Tuesday, January 01, 2008

p13 ePhilo2

ePhilo2

By John Taylor; 2008 Jan 01, 02 Sharaf, 164 BE

 

Announcements of Upcoming Events
More Discussion with ePhilo

 
Here are the upcoming Wednesday night firesides at Mrs. Javid's home in Flamborough. If you live in the area, please distribute this information to your community.

 January 2, 2008; Charles Fitsimmons, "The Renewal of Civilization."
 
January 9, 2008; Sam, "Science and Religion."
 
January 16, 2008; Anne Pearson, "Mysticism and the Environment"
 
January 23, 2008; Peter Gardner and John Taylor, "Baha'i Proofs of the Existence of God."

 All are welcome to come investigate the Baha'i Faith every Wednesday evening at 8:30 pm at 132 Hillcrest Avenue, Dundas. For more information, call (905) 627-0352.

 

 The following is the text of the poster for our talk in Dunnville on the 9th

 Baha'i Discussion Series (Dunnville)
 Is there a God, or what?
 Is there a God? How do we know? What proves that He exists? What does not? The Baha'i proofs of deity differ radically from earlier attempts to answer these questions.
 Presenters are Peter Gardner, prominent personality on one of the Internet's highest-traffic discussion groups, Theism Debate, and blogger John Taylor (badiblog.blogspot.com), co-coordinator of the Wainfleet Philosopher's Cafe.

__GIVEN ENTRIES__
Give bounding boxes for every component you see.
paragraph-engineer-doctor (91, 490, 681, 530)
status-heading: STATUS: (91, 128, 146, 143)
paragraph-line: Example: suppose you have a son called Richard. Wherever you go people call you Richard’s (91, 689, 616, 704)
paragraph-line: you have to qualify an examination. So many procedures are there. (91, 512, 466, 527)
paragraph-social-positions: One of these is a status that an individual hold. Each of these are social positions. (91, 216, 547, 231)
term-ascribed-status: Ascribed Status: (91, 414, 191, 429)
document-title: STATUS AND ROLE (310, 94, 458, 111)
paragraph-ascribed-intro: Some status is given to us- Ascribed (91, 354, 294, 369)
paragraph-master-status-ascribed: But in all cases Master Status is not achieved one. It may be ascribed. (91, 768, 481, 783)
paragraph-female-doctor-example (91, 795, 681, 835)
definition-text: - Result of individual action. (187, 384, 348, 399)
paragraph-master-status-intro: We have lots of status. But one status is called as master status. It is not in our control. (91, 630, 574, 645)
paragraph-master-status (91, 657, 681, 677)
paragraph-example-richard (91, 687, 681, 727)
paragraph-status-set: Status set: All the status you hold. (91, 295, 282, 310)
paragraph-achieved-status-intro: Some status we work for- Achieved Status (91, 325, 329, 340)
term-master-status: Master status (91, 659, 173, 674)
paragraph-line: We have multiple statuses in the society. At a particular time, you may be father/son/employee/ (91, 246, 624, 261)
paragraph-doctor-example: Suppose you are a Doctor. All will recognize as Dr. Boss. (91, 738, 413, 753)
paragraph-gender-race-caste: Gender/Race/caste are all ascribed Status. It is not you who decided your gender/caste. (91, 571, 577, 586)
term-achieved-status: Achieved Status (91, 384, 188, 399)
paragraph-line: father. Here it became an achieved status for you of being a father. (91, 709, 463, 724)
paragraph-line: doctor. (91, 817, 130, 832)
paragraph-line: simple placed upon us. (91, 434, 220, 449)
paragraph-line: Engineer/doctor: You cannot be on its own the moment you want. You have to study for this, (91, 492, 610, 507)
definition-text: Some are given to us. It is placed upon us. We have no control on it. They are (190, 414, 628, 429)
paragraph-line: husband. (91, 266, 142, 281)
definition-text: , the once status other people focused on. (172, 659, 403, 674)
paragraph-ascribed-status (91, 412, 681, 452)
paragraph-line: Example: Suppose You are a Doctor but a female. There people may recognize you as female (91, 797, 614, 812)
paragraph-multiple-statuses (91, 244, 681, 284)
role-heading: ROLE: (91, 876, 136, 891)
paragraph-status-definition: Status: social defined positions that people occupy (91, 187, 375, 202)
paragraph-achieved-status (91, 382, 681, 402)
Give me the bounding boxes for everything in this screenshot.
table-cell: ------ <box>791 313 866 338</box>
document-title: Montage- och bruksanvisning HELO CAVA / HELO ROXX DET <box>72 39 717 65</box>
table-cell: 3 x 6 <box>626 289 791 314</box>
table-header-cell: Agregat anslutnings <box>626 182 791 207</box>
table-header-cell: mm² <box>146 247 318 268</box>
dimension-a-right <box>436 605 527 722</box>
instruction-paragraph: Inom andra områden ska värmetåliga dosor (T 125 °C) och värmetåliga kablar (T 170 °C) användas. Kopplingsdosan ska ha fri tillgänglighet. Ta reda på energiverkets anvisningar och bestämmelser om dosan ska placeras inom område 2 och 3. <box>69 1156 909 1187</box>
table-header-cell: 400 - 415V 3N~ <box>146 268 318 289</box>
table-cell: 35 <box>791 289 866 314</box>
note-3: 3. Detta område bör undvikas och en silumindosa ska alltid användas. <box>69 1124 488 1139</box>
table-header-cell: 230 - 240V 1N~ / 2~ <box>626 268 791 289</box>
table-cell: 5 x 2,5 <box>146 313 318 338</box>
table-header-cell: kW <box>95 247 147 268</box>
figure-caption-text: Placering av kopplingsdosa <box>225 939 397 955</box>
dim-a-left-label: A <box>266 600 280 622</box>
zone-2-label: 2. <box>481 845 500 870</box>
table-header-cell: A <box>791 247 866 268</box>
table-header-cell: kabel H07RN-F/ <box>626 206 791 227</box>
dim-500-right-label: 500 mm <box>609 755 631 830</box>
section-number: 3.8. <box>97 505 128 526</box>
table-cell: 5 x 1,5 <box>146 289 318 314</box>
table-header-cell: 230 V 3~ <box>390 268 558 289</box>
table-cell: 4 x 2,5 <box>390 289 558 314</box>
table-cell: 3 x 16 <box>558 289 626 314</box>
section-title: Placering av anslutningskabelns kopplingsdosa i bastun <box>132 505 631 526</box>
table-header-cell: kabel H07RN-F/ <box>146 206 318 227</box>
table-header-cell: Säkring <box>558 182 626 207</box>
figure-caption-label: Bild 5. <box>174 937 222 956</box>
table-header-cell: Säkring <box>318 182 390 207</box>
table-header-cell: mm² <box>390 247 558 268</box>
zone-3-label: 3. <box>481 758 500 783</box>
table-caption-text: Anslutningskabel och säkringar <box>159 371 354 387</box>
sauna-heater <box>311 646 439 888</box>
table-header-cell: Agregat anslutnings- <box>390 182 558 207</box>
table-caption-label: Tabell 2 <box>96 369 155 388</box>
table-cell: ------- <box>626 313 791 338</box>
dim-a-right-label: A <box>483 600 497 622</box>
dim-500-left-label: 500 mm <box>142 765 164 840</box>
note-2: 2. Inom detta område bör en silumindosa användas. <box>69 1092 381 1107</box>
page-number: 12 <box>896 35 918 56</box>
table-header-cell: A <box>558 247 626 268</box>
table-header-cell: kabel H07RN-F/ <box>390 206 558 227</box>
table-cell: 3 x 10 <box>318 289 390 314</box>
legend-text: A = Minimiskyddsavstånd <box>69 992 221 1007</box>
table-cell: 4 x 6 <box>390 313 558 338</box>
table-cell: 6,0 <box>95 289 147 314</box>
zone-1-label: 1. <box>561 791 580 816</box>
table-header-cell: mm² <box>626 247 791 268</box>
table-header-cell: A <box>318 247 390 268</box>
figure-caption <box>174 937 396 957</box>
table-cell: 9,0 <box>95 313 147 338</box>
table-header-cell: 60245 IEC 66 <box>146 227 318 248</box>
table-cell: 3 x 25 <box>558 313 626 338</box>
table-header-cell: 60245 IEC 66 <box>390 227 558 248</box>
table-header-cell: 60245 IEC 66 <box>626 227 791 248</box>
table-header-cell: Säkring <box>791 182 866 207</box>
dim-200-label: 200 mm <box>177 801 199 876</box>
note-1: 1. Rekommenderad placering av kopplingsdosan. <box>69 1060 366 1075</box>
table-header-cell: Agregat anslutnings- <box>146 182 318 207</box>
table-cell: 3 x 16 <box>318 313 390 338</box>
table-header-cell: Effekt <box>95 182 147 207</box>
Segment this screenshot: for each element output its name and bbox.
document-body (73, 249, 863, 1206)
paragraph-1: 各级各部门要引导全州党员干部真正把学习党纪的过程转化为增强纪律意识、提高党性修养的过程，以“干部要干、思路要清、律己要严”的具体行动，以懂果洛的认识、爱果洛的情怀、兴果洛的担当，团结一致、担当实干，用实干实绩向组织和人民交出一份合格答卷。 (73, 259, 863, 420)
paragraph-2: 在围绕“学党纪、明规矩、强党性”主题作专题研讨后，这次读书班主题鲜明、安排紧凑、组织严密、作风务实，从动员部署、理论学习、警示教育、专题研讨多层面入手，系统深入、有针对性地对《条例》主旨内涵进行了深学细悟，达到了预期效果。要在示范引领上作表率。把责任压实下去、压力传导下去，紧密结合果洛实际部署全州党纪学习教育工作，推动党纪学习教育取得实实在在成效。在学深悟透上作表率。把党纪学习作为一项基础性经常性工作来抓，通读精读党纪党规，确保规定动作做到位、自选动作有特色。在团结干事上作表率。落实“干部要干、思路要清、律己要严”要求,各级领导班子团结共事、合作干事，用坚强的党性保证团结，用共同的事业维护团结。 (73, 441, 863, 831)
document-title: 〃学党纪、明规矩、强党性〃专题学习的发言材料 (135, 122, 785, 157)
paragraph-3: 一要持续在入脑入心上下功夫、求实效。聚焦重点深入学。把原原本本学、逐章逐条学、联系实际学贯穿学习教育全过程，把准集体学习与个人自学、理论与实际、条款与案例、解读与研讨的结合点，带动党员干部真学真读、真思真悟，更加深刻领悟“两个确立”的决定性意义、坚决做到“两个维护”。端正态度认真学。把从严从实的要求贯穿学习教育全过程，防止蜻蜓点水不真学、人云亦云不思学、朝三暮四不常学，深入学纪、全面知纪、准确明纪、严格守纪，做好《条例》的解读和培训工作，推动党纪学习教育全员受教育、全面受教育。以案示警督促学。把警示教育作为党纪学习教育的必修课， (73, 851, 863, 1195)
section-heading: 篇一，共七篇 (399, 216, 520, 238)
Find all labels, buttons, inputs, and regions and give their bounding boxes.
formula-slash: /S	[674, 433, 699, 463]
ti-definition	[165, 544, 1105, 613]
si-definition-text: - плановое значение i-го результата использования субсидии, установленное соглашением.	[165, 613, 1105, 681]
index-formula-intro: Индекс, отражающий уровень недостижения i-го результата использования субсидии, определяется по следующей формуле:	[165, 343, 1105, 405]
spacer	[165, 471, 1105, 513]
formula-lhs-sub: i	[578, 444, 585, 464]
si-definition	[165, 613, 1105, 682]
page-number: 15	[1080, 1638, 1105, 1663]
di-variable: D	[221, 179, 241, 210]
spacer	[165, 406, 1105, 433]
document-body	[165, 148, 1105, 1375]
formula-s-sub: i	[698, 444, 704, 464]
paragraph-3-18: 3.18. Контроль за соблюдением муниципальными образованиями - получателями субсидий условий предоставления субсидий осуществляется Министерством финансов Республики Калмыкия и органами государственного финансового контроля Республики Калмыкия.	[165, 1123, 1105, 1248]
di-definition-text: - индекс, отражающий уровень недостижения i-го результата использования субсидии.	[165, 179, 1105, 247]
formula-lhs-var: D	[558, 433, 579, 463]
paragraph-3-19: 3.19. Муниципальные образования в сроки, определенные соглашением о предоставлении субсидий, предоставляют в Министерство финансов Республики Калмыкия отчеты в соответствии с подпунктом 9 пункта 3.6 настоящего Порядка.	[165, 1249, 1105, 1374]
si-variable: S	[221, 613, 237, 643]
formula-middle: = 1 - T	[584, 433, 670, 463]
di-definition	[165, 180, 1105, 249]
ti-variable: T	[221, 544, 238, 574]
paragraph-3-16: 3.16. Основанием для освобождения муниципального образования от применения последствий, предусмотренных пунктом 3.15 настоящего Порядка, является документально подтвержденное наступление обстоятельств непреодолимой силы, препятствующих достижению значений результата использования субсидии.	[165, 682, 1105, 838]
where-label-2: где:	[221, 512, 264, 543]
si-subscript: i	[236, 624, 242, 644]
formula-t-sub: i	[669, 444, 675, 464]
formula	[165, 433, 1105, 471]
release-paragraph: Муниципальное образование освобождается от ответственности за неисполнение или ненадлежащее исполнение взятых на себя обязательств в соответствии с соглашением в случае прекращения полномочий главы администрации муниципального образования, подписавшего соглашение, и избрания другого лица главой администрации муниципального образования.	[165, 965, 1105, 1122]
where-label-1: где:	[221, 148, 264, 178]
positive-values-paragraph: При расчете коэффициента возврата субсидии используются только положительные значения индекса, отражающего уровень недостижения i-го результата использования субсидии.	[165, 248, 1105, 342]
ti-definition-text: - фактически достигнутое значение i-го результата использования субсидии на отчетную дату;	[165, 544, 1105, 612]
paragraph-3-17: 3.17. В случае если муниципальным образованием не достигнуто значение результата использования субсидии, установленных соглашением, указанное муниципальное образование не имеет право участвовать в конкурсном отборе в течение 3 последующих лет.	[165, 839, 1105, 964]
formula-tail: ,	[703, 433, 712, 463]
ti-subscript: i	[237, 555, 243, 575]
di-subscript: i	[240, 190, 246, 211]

__SET PROBLEM 1__
In the ePhilo2 post, what time do the Wednesday evening gatherings begin?
__SET PROBLEM 2__
Please say whether each statement agrees with the ePhilo2 post, answering yes or no and quoting the words that decide it: (a) Anne Pearson's talk on January 16, 2008 is titled "Mysticism and the Environment." (b) The Dunnville talk takes place on the 23rd. (c) John Taylor is a co-coordinator of the Wainfleet Philosopher's Cafe.
The entries have nothing to do with the ePhilo2 post.

__RIGHT ANSWER 1__
8:30 pm

__RIGHT ANSWER 2__
(a) Yes: "January 16, 2008; Anne Pearson, "Mysticism and the Environment""
(b) No: "the poster for our talk in Dunnville on the 9th"
(c) Yes: "blogger John Taylor (badiblog.blogspot.com), co-coordinator of the Wainfleet Philosopher's Cafe"